— GOAL —
Only a number is wanted: how many lines in the listing contain the word "DPOF"?
------ DATASET RECORDS ------
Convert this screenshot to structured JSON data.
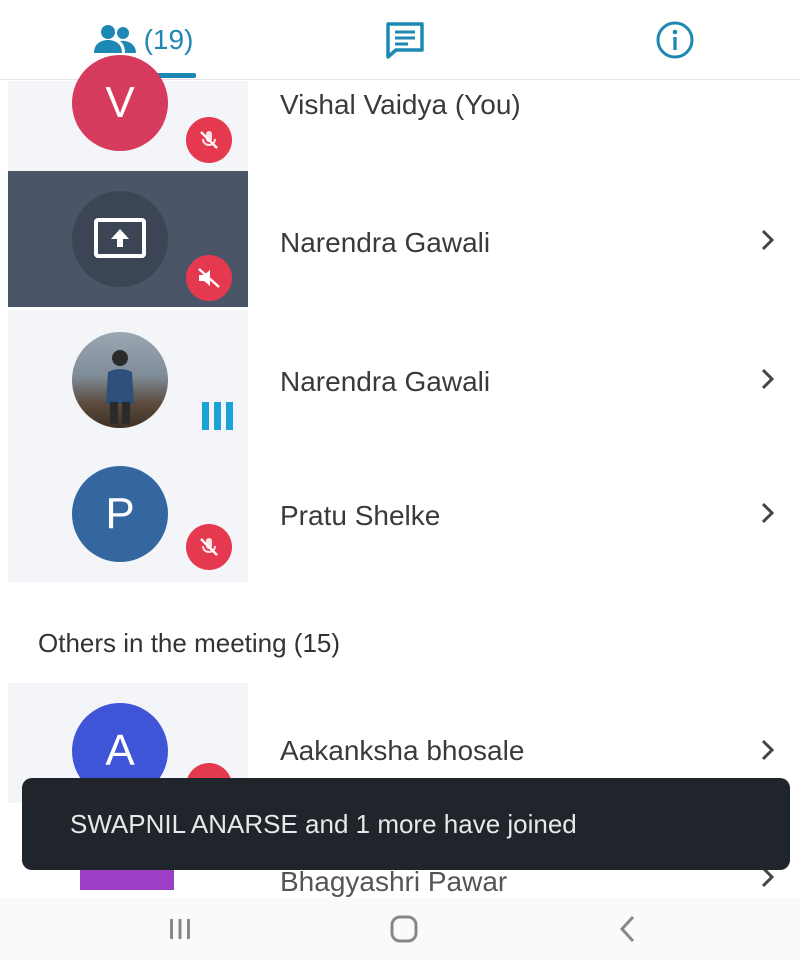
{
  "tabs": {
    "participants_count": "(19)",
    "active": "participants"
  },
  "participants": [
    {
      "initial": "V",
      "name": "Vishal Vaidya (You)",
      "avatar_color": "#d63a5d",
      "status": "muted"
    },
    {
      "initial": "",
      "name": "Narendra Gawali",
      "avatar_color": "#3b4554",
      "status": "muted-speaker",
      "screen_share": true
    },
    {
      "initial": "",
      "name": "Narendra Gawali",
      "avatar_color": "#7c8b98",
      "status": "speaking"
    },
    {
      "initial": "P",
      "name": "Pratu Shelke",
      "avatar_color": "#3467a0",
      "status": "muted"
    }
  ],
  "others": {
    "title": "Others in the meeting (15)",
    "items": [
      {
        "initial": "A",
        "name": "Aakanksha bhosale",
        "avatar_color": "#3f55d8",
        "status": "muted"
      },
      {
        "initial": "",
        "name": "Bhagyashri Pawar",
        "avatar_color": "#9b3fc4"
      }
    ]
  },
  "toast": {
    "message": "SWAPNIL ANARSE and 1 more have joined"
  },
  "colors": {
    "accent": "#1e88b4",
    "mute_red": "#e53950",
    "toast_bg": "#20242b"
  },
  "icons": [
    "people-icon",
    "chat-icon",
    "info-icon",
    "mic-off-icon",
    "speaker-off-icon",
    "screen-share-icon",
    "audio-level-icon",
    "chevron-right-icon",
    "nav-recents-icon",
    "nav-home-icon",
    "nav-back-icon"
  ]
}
------
------ DATASET RECORDS ------
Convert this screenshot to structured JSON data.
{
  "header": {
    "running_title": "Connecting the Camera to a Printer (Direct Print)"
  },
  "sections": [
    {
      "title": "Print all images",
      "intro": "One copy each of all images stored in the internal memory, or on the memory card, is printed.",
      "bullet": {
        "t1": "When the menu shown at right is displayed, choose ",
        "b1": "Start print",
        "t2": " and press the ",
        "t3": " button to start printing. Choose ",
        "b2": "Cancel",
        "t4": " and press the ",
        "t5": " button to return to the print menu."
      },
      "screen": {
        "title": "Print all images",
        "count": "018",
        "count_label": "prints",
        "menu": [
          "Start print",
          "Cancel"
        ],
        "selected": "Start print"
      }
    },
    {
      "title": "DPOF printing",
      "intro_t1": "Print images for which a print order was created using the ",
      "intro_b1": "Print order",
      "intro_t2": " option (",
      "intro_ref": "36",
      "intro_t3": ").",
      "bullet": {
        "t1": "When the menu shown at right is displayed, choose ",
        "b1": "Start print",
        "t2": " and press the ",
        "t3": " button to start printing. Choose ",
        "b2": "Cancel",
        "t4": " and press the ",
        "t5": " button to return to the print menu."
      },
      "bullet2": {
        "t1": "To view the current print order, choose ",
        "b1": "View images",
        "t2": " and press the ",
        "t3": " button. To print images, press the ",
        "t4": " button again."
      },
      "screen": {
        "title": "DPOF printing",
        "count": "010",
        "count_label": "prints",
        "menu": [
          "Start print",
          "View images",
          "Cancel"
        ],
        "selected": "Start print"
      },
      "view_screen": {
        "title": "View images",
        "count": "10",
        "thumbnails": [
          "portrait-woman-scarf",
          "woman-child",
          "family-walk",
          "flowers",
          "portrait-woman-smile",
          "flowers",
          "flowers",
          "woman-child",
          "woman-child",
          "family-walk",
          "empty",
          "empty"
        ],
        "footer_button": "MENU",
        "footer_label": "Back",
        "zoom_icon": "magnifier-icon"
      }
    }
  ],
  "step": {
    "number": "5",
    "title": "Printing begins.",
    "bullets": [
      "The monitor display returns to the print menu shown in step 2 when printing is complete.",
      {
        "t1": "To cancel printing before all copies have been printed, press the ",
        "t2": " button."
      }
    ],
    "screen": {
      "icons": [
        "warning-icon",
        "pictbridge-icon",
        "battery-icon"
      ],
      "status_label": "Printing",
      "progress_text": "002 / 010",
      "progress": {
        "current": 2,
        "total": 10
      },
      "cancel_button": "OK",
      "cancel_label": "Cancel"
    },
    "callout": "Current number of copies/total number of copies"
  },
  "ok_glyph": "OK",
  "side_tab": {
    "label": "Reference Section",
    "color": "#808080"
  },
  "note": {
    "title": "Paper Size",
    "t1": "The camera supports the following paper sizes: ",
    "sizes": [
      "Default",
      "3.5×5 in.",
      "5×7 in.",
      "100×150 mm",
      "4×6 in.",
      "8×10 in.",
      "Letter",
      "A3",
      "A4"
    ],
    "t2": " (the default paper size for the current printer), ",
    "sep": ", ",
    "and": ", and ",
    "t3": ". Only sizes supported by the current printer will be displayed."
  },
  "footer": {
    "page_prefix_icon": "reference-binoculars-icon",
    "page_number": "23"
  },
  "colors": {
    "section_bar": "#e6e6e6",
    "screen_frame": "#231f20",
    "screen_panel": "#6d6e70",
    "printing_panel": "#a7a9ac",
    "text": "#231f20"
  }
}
------
— PROBLEM SOLUTION —
2